━━━ Document text

Exo-cannibalism was more common than endo-cannibalism, more violent and destructive—and easier for us to understand. Here people hate the people they consume, but eating their flesh is a joy. They pursue their victims (who must be foreigners) and eat them for vengeance. Captives were often tortured before being killed, or made to do battle against hopeless odds; it was hoped that, in the process, they would show considerable courage. They would then be eaten with special appreciation, the bravery they had been proven to possess passing into the bodies of their killers.
At the Aztec “gladiatorial” sacrifice, for instance, the captive was tied by the waist to a sort of umbilical cord attached to the centre of the sacrificial stone. He was given weapons, and then attacked by warriors one by one until he fell. When he was seen to be about to die, he was seized, stretched on the stone, and slaughtered. The man who had captured him in battle would take his captive’s blood in “a green bowl with a feathered rim … On the lips of the stone images, on each one, he placed the blood of his captive. He made them taste it with the hollow cane.” The body was flayed so that its skin could be used later as a cloak, and the flesh carved up and eaten. The captor of this man was proud of his victim’s prowess, and identified himself with him and his courage. He would therefore refuse to eat him. “He is my son,” he would say. “Shall I perchance eat my very self?”
It was quite often the case that the person who did the actual slaying of the victim was not allowed to eat him. He would have to fast for days or change his name or hide in the forest for weeks before returning to the group. In these cases, it was important that eating should be dissociated from killing; the killer was seen to be merely doing his duty, or acting for the good of other people and not himself. In the account of Hans Staden, the German naval gunner who was captured by the cannibal Tupinamba of Brazil in 1554, “Then the slayer seizes [the club] and thus addresses the victim: ‘I am he that will kill you, since you and yours have slain and eaten many of my friends.’ To which the prisoner replies: ‘When I am dead I shall still have many to avenge my death.’” Then the slayer strikes from behind and beats out his brains. “The women seize the body at once and carry it to the fire where they scrape off the skin, making the flesh quite white, and stopping up the fundament with a piece of wood so that nothing may be lost. Then a man cuts up the body, removing the legs above the knee and the arms at the trunk, whereupon the four women seize the four limbs and run with them around the huts, making a joyful cry. After this they divide the trunk among themselves and devour everything that can be eaten. When this is finished they all depart, each one carrying a piece with him. The slayer takes a fresh name … He must lie all that day in his hammock, but they give him a small bow and arrow so that he can amuse himself by shooting into wax, lest his arm should become feeble from the shock of the death blow. I was present and have seen all this with my own eyes.”

━━━━━━
━━━ Record extracts

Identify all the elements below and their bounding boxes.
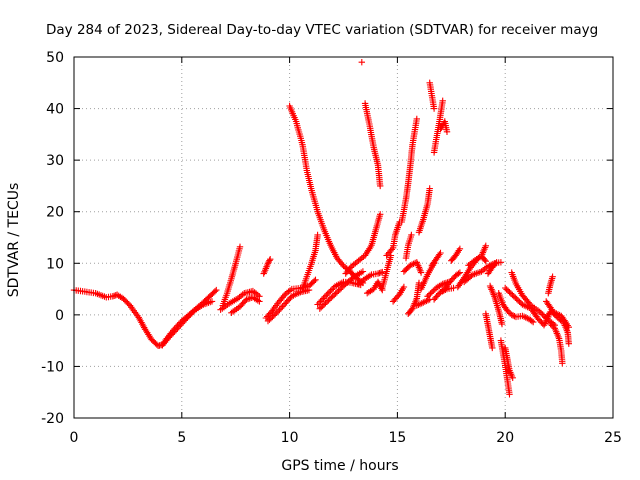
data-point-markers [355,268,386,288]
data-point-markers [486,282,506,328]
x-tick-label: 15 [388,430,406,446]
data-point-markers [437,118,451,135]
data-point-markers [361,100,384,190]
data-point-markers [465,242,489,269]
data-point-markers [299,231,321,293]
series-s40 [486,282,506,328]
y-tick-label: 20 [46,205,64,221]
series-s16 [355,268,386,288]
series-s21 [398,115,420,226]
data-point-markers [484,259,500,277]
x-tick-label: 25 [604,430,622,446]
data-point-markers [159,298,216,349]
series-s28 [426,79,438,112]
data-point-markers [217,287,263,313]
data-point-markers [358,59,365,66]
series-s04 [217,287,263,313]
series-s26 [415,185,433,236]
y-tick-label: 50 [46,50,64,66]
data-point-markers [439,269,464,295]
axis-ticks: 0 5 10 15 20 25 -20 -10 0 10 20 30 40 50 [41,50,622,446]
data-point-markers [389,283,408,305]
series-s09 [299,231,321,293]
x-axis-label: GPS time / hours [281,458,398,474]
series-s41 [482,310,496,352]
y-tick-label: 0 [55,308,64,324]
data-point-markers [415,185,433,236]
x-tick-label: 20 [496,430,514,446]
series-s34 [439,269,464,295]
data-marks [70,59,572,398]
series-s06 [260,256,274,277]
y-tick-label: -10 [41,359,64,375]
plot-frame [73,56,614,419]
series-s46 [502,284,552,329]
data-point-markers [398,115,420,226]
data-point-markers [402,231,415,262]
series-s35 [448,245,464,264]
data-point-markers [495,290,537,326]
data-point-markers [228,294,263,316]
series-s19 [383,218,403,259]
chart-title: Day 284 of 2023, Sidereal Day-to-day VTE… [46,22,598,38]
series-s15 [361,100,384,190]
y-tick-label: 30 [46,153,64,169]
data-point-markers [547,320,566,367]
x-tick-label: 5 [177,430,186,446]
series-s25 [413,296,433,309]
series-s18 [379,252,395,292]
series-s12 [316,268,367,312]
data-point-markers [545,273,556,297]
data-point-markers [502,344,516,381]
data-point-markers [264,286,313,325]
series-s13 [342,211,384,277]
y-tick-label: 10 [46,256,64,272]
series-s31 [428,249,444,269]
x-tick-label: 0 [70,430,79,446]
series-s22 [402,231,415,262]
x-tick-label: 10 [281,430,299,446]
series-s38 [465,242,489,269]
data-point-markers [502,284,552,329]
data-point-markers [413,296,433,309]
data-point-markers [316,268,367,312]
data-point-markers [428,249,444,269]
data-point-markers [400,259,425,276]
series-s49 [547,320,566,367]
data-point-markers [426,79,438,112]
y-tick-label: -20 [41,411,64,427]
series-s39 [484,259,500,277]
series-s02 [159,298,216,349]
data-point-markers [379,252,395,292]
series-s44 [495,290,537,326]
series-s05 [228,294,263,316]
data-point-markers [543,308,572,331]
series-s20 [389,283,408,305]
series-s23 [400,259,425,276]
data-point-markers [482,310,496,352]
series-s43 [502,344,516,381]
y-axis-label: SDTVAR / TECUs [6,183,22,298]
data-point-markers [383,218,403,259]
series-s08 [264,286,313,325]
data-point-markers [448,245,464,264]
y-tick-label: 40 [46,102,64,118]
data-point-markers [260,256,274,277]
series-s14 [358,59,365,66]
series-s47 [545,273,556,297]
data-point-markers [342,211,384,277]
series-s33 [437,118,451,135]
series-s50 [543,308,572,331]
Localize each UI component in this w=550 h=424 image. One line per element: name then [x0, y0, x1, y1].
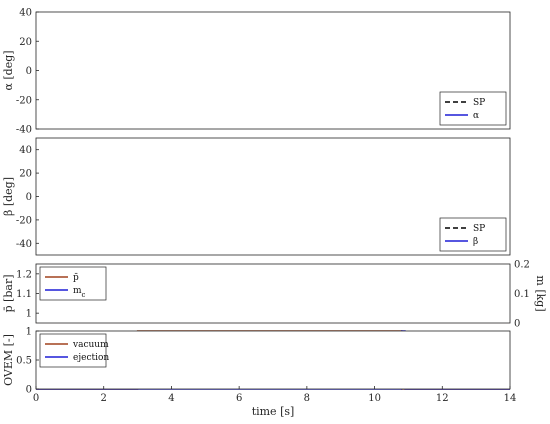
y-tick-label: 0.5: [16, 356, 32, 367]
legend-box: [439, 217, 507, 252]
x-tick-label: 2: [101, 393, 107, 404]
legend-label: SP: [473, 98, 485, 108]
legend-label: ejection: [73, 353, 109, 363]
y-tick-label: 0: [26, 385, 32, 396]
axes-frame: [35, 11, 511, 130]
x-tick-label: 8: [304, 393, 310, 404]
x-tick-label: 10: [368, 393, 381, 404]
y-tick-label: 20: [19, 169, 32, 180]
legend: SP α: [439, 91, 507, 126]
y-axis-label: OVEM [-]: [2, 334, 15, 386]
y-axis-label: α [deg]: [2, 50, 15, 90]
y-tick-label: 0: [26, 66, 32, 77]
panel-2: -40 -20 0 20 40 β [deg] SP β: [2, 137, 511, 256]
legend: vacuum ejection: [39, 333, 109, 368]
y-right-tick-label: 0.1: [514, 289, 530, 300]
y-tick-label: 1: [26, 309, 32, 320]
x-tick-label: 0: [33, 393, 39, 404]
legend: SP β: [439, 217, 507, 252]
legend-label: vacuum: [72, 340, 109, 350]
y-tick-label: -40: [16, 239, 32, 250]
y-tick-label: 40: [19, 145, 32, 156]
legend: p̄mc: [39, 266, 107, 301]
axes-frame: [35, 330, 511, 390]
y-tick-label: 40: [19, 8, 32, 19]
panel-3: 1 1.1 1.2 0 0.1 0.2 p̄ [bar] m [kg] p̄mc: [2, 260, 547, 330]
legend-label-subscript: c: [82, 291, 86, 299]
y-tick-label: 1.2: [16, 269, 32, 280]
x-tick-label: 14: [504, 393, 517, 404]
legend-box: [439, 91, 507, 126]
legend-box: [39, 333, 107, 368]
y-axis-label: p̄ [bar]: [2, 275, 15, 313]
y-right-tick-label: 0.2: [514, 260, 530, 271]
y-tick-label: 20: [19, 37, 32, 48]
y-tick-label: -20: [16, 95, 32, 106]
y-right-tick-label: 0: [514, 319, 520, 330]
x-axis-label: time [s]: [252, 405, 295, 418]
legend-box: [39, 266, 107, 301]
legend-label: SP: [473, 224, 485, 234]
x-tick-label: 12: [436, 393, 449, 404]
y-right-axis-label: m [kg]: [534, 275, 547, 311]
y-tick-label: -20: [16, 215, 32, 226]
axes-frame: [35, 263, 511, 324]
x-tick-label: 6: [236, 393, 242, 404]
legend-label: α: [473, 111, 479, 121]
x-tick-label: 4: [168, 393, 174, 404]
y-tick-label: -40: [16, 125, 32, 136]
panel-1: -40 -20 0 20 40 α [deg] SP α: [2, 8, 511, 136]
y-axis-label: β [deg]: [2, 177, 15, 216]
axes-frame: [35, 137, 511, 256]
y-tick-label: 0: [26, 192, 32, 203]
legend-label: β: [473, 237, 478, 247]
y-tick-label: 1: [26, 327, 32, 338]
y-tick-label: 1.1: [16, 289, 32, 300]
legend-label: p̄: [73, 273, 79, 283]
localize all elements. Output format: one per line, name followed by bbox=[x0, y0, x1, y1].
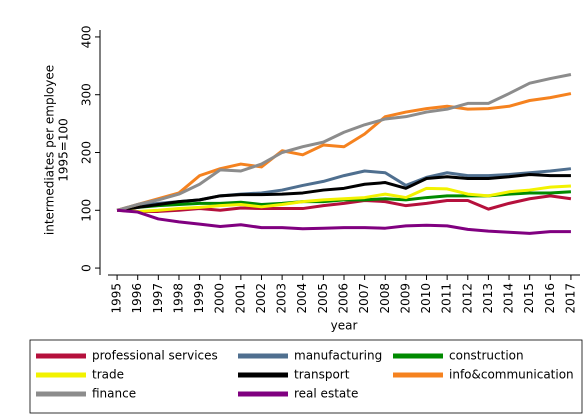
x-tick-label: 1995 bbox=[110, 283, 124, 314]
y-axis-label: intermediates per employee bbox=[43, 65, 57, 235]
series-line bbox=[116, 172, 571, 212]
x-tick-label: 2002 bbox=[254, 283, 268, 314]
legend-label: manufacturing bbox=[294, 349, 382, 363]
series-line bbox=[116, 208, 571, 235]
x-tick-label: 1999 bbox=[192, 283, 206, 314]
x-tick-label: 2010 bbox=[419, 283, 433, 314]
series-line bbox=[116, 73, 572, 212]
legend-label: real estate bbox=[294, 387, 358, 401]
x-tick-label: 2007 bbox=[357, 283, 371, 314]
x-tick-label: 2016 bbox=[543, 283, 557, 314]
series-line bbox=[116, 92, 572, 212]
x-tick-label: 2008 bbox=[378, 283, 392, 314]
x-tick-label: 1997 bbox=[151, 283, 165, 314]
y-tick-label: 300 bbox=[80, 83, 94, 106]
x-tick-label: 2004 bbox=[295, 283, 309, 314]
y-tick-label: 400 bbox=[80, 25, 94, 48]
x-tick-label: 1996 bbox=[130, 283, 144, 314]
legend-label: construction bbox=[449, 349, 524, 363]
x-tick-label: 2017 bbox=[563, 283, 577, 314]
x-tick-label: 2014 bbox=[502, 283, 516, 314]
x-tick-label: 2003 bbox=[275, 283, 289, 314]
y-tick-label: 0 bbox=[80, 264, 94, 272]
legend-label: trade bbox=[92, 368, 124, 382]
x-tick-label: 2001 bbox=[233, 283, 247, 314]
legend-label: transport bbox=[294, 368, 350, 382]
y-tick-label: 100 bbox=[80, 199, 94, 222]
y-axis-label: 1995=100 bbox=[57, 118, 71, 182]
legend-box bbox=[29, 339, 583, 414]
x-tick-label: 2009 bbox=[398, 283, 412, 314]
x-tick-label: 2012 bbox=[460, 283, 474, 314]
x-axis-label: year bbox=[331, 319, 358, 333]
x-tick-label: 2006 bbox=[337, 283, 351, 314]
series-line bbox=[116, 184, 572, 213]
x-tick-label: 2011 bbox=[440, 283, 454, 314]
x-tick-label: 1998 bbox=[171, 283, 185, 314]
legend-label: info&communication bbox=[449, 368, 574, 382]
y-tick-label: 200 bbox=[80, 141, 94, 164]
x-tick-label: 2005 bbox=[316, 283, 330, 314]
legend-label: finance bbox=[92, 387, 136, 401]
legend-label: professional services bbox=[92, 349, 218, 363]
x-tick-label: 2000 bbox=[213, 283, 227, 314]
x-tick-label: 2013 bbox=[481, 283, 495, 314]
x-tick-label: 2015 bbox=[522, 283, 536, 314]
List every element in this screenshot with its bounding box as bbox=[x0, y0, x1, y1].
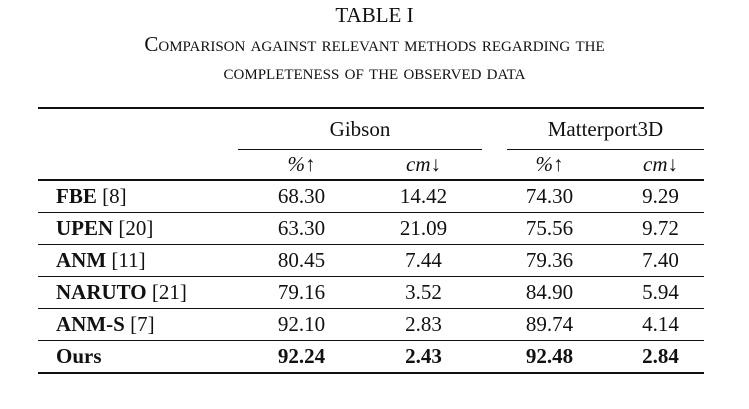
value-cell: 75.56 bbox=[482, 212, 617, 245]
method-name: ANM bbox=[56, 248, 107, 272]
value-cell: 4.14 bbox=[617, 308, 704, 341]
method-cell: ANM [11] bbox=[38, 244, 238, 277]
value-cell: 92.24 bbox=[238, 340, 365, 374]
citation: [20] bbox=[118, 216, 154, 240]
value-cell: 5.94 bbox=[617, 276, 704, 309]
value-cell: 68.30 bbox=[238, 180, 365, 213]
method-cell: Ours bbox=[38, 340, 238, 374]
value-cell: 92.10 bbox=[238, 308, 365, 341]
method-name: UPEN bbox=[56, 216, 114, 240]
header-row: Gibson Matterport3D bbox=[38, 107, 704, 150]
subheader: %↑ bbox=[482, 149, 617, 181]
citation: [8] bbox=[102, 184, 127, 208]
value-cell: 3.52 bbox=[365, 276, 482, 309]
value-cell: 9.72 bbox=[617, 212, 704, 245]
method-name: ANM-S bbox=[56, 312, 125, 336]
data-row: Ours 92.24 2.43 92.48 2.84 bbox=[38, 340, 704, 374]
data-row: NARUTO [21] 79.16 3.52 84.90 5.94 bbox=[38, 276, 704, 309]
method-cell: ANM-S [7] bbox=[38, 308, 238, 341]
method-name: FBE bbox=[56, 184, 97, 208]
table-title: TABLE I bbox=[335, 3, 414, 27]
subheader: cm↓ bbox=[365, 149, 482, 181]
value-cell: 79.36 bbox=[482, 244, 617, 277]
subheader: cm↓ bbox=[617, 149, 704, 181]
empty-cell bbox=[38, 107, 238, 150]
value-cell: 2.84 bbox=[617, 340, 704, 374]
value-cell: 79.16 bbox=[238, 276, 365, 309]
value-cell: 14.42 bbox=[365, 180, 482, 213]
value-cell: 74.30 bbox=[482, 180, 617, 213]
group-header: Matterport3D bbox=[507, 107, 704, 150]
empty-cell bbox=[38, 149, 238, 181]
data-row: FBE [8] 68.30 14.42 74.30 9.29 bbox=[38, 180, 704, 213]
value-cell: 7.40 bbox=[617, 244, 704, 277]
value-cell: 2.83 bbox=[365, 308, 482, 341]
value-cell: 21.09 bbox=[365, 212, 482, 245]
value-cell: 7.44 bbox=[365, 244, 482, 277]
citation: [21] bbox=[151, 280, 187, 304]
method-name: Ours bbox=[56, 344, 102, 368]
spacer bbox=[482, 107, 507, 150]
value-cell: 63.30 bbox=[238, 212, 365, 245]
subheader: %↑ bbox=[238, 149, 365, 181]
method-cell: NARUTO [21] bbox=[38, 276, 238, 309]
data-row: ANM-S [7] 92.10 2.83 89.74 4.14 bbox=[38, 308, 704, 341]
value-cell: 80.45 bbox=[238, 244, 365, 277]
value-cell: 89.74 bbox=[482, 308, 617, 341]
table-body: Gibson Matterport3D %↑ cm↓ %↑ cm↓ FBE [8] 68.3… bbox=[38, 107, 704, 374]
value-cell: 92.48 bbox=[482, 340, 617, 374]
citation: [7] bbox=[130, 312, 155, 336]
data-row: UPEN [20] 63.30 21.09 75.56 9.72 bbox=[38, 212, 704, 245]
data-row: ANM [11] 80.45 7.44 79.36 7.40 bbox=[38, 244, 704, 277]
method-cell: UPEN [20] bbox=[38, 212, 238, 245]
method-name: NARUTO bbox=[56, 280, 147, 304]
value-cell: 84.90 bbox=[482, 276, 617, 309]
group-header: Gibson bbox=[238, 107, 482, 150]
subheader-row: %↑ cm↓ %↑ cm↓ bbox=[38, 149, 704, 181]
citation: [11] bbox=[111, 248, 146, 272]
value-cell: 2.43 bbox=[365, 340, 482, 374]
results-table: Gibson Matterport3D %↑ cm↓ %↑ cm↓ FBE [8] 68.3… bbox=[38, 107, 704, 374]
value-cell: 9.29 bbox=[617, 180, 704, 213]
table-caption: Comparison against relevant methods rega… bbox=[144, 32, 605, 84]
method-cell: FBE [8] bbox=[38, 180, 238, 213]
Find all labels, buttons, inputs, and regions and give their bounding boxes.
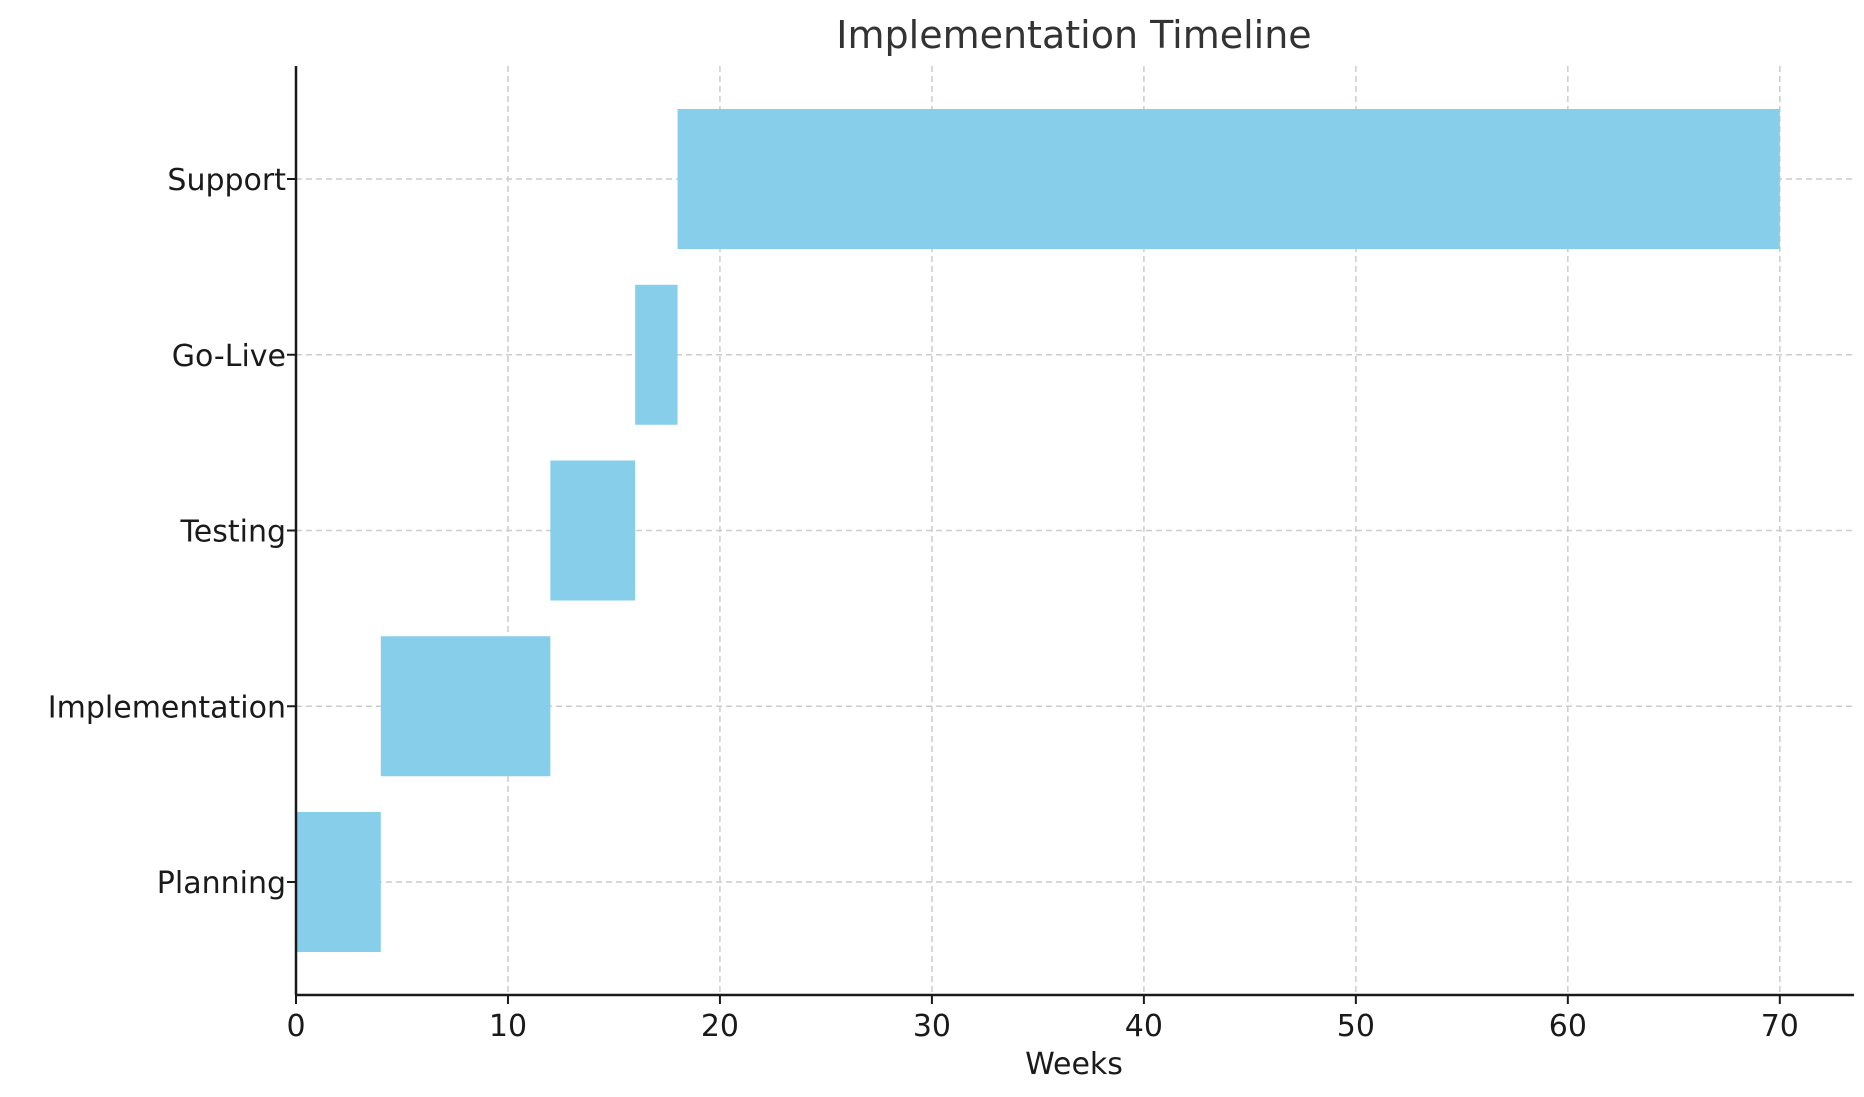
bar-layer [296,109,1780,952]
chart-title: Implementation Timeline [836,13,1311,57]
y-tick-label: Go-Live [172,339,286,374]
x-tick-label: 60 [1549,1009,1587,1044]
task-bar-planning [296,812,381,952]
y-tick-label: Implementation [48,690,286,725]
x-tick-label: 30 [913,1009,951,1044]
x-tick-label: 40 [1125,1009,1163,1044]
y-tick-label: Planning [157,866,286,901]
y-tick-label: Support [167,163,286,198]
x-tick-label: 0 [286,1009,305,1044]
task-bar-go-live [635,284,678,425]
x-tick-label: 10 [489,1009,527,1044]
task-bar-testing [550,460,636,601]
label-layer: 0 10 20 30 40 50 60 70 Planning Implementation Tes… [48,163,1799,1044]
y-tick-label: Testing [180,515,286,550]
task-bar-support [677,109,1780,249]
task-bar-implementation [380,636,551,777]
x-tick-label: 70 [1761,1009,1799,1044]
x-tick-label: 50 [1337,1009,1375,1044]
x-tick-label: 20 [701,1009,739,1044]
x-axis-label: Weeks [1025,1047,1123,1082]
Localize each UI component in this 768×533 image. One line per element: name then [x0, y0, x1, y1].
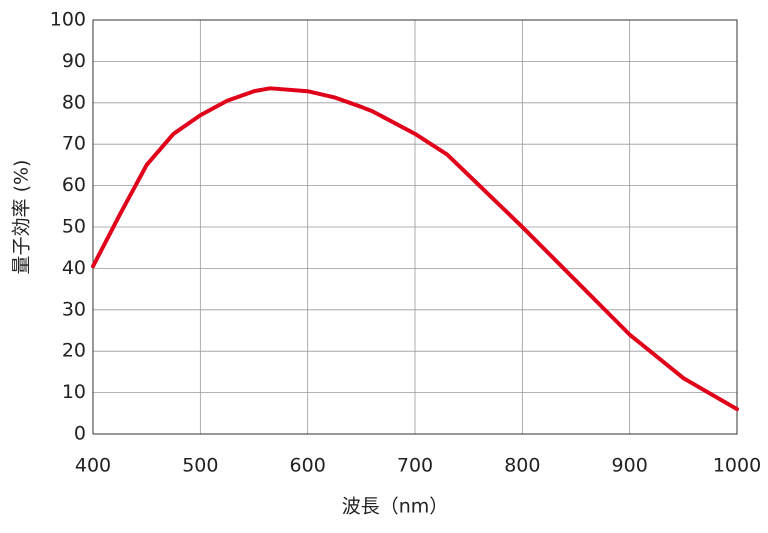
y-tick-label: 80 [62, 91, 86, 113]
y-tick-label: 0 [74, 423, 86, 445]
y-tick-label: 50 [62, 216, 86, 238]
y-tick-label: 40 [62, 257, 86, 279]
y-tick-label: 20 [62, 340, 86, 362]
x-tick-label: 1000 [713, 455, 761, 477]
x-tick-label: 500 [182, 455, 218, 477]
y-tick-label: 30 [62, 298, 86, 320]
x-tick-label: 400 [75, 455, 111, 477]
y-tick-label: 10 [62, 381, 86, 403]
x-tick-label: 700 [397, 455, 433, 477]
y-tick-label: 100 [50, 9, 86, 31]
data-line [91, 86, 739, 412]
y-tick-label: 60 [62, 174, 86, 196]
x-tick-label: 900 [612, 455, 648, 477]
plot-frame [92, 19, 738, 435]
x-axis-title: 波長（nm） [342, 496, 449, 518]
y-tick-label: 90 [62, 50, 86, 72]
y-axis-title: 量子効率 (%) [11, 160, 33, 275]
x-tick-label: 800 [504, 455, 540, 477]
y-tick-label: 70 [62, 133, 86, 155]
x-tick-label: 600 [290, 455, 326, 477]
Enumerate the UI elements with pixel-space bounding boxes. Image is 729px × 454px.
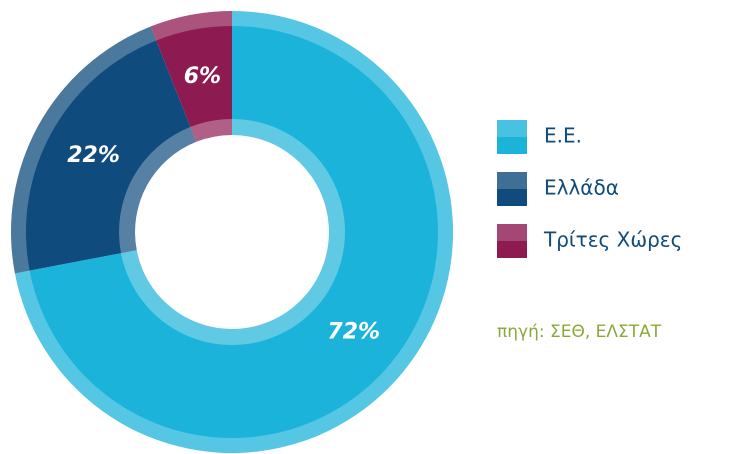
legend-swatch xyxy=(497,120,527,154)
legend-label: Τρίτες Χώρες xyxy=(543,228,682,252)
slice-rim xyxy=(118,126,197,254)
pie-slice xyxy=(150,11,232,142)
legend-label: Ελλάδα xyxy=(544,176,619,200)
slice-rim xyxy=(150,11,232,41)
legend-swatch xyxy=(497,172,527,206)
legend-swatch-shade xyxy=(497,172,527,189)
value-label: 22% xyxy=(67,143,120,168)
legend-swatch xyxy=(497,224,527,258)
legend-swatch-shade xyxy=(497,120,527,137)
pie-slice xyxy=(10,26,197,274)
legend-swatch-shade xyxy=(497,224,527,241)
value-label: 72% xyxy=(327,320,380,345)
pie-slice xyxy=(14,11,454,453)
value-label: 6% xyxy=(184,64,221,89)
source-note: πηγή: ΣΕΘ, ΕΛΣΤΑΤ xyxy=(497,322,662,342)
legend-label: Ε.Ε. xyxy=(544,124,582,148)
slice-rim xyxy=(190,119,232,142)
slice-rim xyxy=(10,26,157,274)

━━━━━━

## [Tasks to perform]
1) Set down, word for word, the part of the passage on cannibalism that begins at the words "Exo-cannibalism was more" and stops after "of their killers.".
2) Answer these questions from the passage on cannibalism:
(a) In the Aztec "gladiatorial" sacrifice, what was the captive's skin later used as?
(b) In what year was Hans Staden captured by the Tupinamba?
(c) In Staden's account, what is the slayer given so that his arm does not become feeble?
The entries are separate material, unconnected to the passage on cannibalism.

## [Answers below]
1)
Exo-cannibalism was more common than endo-cannibalism, more violent and destructive—and easier for us to understand. Here people hate the people they consume, but eating their flesh is a joy. They pursue their victims (who must be foreigners) and eat them for vengeance. Captives were often tortured before being killed, or made to do battle against hopeless odds; it was hoped that, in the process, they would show considerable courage. They would then be eaten with special appreciation, the bravery they had been proven to possess passing into the bodies of their killers.

2)
(a) A cloak.
(b) 1554.
(c) A small bow and arrow.